> [Task goal] In the review of So We Read On, why does Corrigan often ask classes why Daisy cries when she sees Gatsby's pile of shirts? Answer in one to three sentences.

── Page excerpt ──

If you teach The Great
Gatsby, put Maureen Corrigan’s So We
Read On onto your summer reading list. It’s chatty and fun, full of all
sorts of tidbits and details about Fitzgerald, sources and context for the
novel, the initial publication and reception of the text, and the ways in which
Gatsby made it into the literary
canon and our many classrooms.
This is a compelling and refreshing read, not a stuffy academic treatise; Corrigan
is thoroughly honest and highly engaging about her own relationship to Gatsby. She writes in the very first
paragraph about how, as a high-school senior, she thought it “was a boring
novel about rich people” (3). Susan didn’t fully appreciate Gatsby until college after being roundly
unimpressed by it in high school, and Audrey still sometimes finds Fitzgerald’s
text a frustratingly claustrophobic examination of a narrow slice of society.
So We Read On is that rare and charming combination: both scholarly and
totally fan-girly in its adult enthusiasm for Gatsby. Corrigan gushes that The
Great Gatsby is “the Great American Novel, if there is such an animal” (8)
and “as perfect as a novel can be” (9). And she worries about how students are
and are not reading Fitzgerald’s work: “It’s not the green light, stupid; it’s
Gatsby’s reaching for it that’s the
crucial all-American symbol of the novel” (5).
This latter comment, of course, is in alignment with our visions. Like Corrigan, we think students need to be thinking about big ideas and essential questions when they read literature, and
our volumes on using informational text, including our latest on Gatsby, are designed to help teachers
guide their students away from the small questions about the green light and onto the bigger questions about what all these symbols – the green light, the mongrel dog, the gray child – illustrate about the vision of America and
American possibility offered by and thwarted within the novel.
What is probably most infectious about Corrigan’s volume is her humility as an always-eager
reader and thinker about Gatsby. For
example, despite the fact that she has taught Gatsby at Georgetown year after year, Corrigan describes asking a
group of students at her alma mater high school in Queens about why Daisy cries
when she sees Gatsby’s pile of shirts. Corrigan admits, “I often ask classes
that question because I’m never sure what that scene means” (293). And then she
writes, with admiration of the answer a student offers:
A dark-haired girl raises her hand
and says something I’ve never thought of: “She cries because she sees that
Gatsby is just like Tom now. The poor boy she loved is gone. He’s rich like
Tom, so he’s changed.” Her comment stops class discussion in its tracks for a
few minutes because it feels so emotionally smart. I’ve never thought of Gatsby
“becoming” like Tom. I’m not sure if she’s right but I love that this novel,
like all great novels, spawns endless sharp interpretation. (293)

───
── Study material ──

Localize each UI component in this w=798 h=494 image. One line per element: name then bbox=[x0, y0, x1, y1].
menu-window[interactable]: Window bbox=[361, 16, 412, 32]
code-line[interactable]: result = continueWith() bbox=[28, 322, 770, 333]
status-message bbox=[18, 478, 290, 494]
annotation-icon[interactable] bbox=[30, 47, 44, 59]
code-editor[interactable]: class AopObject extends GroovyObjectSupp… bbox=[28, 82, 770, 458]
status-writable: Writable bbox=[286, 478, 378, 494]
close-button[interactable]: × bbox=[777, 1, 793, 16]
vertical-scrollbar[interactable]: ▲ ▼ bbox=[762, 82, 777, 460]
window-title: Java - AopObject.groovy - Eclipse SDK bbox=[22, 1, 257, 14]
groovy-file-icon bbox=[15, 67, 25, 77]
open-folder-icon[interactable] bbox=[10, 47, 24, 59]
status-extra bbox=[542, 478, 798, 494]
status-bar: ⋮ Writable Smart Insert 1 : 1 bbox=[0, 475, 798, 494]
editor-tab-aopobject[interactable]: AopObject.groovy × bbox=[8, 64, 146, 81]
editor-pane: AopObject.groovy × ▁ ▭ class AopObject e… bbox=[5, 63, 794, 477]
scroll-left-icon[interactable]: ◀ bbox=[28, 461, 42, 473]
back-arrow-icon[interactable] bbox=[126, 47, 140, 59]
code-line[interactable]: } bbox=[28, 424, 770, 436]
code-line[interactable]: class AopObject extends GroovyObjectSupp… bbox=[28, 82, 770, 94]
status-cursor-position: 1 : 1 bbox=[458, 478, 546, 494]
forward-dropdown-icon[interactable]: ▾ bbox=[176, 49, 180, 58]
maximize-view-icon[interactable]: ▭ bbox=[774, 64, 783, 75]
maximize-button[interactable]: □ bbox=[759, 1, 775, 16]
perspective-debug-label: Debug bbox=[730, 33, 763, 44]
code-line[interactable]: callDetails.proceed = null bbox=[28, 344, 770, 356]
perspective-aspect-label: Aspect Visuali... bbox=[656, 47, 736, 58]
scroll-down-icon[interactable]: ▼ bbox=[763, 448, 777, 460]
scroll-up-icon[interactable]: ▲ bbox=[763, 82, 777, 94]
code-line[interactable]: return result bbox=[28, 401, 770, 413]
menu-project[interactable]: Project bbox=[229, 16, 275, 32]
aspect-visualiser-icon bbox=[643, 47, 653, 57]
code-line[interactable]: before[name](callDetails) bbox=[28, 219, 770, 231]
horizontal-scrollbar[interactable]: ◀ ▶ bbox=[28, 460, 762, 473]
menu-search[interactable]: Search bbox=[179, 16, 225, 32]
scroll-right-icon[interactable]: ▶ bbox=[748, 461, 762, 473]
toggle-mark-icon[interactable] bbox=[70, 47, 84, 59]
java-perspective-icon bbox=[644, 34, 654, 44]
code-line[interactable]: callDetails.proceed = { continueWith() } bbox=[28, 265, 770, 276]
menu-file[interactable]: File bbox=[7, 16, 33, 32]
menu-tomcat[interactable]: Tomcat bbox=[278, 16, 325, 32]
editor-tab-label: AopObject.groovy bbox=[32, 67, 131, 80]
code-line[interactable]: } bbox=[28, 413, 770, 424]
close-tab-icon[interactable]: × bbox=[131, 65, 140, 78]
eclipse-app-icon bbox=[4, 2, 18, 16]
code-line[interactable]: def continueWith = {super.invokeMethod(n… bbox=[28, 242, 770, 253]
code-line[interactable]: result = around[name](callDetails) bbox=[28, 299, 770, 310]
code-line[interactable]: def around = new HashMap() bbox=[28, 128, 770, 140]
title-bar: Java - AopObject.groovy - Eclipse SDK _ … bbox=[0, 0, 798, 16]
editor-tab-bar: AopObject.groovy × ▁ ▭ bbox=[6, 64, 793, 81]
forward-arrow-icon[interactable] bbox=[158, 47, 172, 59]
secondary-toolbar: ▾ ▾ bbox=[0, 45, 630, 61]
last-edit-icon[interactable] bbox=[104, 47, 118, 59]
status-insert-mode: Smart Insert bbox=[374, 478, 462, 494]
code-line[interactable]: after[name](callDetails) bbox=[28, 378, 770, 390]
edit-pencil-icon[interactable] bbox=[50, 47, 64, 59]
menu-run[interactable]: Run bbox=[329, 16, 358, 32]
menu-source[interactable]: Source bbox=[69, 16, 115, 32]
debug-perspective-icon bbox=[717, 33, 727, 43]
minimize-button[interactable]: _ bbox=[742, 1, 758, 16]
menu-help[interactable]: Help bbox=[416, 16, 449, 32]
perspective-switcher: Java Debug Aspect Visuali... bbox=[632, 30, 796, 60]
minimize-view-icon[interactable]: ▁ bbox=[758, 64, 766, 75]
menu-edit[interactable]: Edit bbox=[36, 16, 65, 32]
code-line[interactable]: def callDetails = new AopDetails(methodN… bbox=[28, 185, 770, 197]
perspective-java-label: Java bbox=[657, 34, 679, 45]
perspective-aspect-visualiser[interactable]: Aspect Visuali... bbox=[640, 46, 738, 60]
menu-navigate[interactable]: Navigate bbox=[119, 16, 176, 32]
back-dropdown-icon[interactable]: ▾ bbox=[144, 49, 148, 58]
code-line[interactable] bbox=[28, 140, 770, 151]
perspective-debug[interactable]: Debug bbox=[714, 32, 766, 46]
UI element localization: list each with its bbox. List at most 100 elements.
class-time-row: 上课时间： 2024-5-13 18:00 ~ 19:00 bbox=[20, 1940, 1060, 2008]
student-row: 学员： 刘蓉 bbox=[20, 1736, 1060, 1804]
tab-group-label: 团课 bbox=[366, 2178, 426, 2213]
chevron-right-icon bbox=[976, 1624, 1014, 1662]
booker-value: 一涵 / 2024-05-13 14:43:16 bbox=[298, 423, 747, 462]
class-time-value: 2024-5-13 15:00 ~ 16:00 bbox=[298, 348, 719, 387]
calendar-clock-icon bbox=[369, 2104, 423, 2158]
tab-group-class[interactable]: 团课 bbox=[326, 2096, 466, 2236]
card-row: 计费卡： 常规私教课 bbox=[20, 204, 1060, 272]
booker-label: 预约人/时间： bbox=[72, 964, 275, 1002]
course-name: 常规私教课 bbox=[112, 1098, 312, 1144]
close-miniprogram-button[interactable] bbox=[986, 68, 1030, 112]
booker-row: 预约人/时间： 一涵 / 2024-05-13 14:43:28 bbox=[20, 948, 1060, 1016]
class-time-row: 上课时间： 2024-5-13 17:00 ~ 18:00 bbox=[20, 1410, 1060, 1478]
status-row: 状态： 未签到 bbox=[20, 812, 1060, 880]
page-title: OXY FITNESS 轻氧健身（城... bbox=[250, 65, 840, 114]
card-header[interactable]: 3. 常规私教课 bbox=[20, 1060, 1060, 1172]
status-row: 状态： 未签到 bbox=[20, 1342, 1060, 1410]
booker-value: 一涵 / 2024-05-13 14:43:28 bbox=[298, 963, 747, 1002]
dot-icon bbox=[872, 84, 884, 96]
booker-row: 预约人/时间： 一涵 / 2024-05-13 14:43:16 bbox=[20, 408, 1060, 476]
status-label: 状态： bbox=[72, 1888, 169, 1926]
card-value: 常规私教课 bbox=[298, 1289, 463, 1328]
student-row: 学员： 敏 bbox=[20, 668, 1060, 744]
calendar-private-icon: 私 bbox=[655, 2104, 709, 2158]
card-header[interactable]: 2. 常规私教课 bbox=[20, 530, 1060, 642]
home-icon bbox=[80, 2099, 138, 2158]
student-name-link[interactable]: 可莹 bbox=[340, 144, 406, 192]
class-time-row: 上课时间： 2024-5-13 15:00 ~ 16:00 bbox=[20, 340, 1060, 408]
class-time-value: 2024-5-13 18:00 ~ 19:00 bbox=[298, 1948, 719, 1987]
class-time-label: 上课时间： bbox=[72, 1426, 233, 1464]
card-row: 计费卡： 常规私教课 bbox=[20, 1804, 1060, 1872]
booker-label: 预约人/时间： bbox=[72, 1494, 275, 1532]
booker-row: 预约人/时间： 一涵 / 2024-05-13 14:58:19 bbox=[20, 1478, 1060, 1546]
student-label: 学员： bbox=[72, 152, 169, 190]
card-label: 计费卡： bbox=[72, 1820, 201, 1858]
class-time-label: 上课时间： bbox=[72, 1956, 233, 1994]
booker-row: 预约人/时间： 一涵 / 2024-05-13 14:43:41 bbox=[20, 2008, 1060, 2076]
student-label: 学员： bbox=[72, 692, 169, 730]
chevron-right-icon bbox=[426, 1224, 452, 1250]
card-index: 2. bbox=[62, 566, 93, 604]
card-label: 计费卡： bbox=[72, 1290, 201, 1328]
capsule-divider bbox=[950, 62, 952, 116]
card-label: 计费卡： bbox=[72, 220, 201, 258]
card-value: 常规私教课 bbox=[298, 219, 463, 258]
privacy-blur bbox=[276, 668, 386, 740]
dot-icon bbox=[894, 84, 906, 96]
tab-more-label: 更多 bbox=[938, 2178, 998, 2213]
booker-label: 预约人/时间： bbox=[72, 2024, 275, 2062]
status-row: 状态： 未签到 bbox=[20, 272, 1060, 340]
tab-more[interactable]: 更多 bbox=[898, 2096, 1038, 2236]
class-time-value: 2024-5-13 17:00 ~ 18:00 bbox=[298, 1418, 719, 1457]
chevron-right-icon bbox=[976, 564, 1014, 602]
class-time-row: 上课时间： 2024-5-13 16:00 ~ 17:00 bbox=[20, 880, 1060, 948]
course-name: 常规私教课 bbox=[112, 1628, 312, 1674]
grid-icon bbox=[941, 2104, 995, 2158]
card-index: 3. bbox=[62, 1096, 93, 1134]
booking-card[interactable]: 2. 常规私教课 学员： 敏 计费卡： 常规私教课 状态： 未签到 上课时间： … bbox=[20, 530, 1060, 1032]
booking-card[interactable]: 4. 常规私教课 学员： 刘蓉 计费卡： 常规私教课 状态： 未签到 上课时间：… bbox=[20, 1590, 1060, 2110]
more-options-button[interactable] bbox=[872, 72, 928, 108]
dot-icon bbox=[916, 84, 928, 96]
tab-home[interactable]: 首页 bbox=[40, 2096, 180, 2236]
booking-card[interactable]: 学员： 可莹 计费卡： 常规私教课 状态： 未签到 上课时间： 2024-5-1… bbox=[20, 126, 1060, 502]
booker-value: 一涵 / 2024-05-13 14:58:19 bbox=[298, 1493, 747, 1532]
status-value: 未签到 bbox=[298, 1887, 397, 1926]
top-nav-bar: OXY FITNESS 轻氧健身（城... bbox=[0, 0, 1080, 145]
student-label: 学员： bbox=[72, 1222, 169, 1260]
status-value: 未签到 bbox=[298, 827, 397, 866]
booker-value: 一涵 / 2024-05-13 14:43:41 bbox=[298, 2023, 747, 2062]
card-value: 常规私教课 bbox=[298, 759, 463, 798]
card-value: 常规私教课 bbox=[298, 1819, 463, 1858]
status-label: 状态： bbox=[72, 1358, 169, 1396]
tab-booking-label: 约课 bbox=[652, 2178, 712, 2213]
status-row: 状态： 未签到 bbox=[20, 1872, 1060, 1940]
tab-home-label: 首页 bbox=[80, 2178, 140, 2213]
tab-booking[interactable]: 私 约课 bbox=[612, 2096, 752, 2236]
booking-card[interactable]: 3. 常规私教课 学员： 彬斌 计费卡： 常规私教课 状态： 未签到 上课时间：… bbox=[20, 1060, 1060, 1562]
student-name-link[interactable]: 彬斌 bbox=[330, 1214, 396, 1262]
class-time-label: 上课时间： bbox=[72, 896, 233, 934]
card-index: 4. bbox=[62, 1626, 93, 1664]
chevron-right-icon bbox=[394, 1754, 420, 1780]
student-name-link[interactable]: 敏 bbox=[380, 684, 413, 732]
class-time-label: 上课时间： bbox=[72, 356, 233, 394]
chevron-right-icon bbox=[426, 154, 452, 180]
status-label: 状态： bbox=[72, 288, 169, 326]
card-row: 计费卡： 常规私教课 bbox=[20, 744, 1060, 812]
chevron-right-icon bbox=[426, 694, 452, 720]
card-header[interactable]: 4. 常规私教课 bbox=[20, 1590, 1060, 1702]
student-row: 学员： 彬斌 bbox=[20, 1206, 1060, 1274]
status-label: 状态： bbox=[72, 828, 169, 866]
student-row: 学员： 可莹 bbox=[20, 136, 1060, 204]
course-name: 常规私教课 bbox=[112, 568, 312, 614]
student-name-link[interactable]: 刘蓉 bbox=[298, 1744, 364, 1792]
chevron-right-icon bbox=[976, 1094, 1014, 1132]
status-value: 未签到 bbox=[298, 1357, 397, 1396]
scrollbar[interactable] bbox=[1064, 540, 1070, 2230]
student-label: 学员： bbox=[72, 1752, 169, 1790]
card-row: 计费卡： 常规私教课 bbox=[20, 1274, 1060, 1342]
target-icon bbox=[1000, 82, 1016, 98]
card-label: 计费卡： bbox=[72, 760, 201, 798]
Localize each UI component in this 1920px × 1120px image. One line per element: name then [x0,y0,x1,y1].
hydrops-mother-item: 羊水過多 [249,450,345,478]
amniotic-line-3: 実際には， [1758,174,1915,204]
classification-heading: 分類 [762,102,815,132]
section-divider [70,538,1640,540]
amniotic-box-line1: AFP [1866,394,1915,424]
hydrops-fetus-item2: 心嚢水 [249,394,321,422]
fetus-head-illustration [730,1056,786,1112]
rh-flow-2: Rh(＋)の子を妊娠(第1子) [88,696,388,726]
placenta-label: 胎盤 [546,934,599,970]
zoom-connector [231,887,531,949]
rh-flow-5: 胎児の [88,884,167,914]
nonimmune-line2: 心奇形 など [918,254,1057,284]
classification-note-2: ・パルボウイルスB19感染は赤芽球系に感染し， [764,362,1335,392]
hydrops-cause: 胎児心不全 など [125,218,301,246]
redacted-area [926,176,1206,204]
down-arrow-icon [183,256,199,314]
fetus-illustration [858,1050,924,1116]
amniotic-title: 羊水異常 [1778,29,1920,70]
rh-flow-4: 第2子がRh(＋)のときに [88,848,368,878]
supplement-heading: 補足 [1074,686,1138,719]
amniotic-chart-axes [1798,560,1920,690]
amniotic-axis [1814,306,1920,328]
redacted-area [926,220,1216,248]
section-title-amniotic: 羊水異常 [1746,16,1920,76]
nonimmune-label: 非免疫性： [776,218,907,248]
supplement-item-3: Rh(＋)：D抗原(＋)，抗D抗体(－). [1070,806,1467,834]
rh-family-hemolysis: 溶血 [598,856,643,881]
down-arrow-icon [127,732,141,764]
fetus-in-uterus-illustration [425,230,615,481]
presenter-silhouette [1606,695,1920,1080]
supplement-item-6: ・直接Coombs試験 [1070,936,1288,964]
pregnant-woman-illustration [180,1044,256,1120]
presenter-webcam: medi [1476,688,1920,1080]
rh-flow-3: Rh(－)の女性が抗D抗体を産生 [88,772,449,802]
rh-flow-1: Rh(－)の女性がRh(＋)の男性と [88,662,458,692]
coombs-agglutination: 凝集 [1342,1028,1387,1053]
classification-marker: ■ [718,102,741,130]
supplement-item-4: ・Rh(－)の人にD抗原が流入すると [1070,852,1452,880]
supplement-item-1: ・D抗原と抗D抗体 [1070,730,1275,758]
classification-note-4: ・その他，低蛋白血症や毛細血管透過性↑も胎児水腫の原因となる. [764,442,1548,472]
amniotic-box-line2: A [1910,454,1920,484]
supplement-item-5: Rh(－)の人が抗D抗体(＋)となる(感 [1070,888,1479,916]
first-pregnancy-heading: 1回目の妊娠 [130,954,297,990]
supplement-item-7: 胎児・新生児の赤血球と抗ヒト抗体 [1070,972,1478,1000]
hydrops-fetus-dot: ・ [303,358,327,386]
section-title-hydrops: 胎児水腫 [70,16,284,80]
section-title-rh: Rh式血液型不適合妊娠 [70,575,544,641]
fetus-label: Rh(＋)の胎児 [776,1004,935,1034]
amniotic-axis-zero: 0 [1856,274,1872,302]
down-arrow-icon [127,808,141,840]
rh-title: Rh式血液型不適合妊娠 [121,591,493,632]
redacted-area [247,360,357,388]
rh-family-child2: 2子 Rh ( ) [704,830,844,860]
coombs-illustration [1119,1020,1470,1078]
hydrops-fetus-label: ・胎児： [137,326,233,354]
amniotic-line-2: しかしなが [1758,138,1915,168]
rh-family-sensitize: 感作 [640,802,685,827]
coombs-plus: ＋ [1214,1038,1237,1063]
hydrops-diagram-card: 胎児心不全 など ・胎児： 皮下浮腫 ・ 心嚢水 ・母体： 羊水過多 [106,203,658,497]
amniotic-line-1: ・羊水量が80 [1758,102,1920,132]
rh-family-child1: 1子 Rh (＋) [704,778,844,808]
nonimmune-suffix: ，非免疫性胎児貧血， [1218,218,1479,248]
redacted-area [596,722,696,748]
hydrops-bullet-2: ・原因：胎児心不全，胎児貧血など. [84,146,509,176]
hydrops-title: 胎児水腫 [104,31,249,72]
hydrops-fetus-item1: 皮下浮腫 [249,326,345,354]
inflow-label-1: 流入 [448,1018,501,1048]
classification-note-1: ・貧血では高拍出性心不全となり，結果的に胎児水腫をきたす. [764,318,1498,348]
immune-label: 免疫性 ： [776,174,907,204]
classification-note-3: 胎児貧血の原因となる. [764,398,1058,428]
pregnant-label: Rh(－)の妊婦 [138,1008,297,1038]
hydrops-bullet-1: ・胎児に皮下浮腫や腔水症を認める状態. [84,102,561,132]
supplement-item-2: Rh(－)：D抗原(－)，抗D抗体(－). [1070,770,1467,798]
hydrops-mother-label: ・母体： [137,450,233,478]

───

> [Response to this task] Corrigan asks that question because she is never sure what the scene means. The review gives this as an example of her humility as an always-eager reader of Gatsby.